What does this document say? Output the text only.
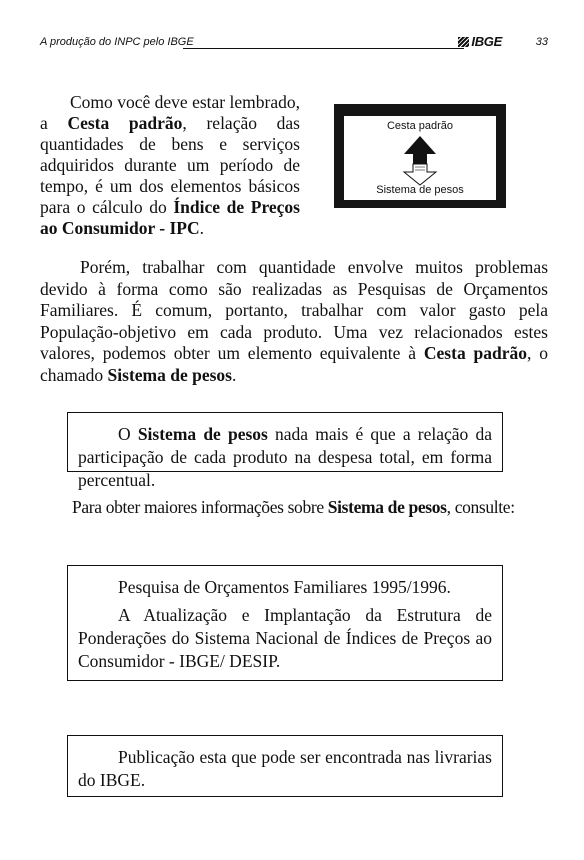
A produção do INPC pelo IBGE	IBGE	33
Como você deve estar lembrado, a Cesta padrão, relação das quantidades de bens e serviços adquiridos durante um período de tempo, é um dos elementos básicos para o cálculo do Índice de Preços ao Consumidor - IPC.
Cesta padrão
Sistema de pesos
Porém, trabalhar com quantidade envolve muitos problemas devido à forma como são realizadas as Pesquisas de Orçamentos Familiares. É comum, portanto, trabalhar com valor gasto pela População-objetivo em cada produto. Uma vez relacionados estes valores, podemos obter um elemento equivalente à Cesta padrão, o chamado Sistema de pesos.
O Sistema de pesos nada mais é que a relação da participação de cada produto na despesa total, em forma percentual.
Para obter maiores informações sobre Sistema de pesos, consulte:
Pesquisa de Orçamentos Familiares 1995/1996.
A Atualização e Implantação da Estrutura de Ponderações do Sistema Nacional de Índices de Preços ao Consumidor - IBGE/ DESIP.
Publicação esta que pode ser encontrada nas livrarias do IBGE.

• [Short problem]: Set down every record once more, word for word, without pictures.

• [Solution to this exercise]:
What does this document say? Output the text only.
A produção do INPC pelo IBGE	IBGE	33
Como você deve estar lembrado, a Cesta padrão, relação das quantidades de bens e serviços adquiridos durante um período de tempo, é um dos elementos básicos para o cálculo do Índice de Preços ao Consumidor - IPC.
Cesta padrão
Sistema de pesos
Porém, trabalhar com quantidade envolve muitos problemas devido à forma como são realizadas as Pesquisas de Orçamentos Familiares. É comum, portanto, trabalhar com valor gasto pela População-objetivo em cada produto. Uma vez relacionados estes valores, podemos obter um elemento equivalente à Cesta padrão, o chamado Sistema de pesos.
O Sistema de pesos nada mais é que a relação da participação de cada produto na despesa total, em forma percentual.
Para obter maiores informações sobre Sistema de pesos, consulte:
Pesquisa de Orçamentos Familiares 1995/1996.
A Atualização e Implantação da Estrutura de Ponderações do Sistema Nacional de Índices de Preços ao Consumidor - IBGE/ DESIP.
Publicação esta que pode ser encontrada nas livrarias do IBGE.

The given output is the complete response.